THE PROBLEM: Reproduce all entries word for word.

[Dataset excerpt]

+--

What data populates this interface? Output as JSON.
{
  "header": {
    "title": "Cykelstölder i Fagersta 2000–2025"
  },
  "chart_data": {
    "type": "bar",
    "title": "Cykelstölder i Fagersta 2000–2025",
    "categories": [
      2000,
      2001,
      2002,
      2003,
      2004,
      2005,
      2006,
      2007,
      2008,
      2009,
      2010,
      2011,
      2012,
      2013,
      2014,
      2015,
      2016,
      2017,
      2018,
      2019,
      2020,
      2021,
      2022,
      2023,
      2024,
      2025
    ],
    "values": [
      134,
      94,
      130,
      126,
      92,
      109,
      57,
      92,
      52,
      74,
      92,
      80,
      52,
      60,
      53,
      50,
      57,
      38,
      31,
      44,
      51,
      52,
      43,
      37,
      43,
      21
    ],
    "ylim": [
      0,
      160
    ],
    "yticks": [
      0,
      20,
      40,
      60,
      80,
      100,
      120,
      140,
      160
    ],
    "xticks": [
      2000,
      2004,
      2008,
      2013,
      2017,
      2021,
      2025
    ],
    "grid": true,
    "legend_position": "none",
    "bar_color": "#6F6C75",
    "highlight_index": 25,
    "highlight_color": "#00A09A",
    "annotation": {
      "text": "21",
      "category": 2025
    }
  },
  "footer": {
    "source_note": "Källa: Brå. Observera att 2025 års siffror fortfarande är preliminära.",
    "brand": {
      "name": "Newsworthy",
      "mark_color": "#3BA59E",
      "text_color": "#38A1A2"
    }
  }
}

+--

RESULT OF THE EXERCISE:
What data populates this interface? Output as JSON.
{
  "header": {
    "title": "Cykelstölder i Fagersta 2000–2025"
  },
  "chart_data": {
    "type": "bar",
    "title": "Cykelstölder i Fagersta 2000–2025",
    "categories": [
      2000,
      2001,
      2002,
      2003,
      2004,
      2005,
      2006,
      2007,
      2008,
      2009,
      2010,
      2011,
      2012,
      2013,
      2014,
      2015,
      2016,
      2017,
      2018,
      2019,
      2020,
      2021,
      2022,
      2023,
      2024,
      2025
    ],
    "values": [
      134,
      94,
      130,
      126,
      92,
      109,
      57,
      92,
      52,
      74,
      92,
      80,
      52,
      60,
      53,
      50,
      57,
      38,
      31,
      44,
      51,
      52,
      43,
      37,
      43,
      21
    ],
    "ylim": [
      0,
      160
    ],
    "yticks": [
      0,
      20,
      40,
      60,
      80,
      100,
      120,
      140,
      160
    ],
    "xticks": [
      2000,
      2004,
      2008,
      2013,
      2017,
      2021,
      2025
    ],
    "grid": true,
    "legend_position": "none",
    "bar_color": "#6F6C75",
    "highlight_index": 25,
    "highlight_color": "#00A09A",
    "annotation": {
      "text": "21",
      "category": 2025
    }
  },
  "footer": {
    "source_note": "Källa: Brå. Observera att 2025 års siffror fortfarande är preliminära.",
    "brand": {
      "name": "Newsworthy",
      "mark_color": "#3BA59E",
      "text_color": "#38A1A2"
    }
  }
}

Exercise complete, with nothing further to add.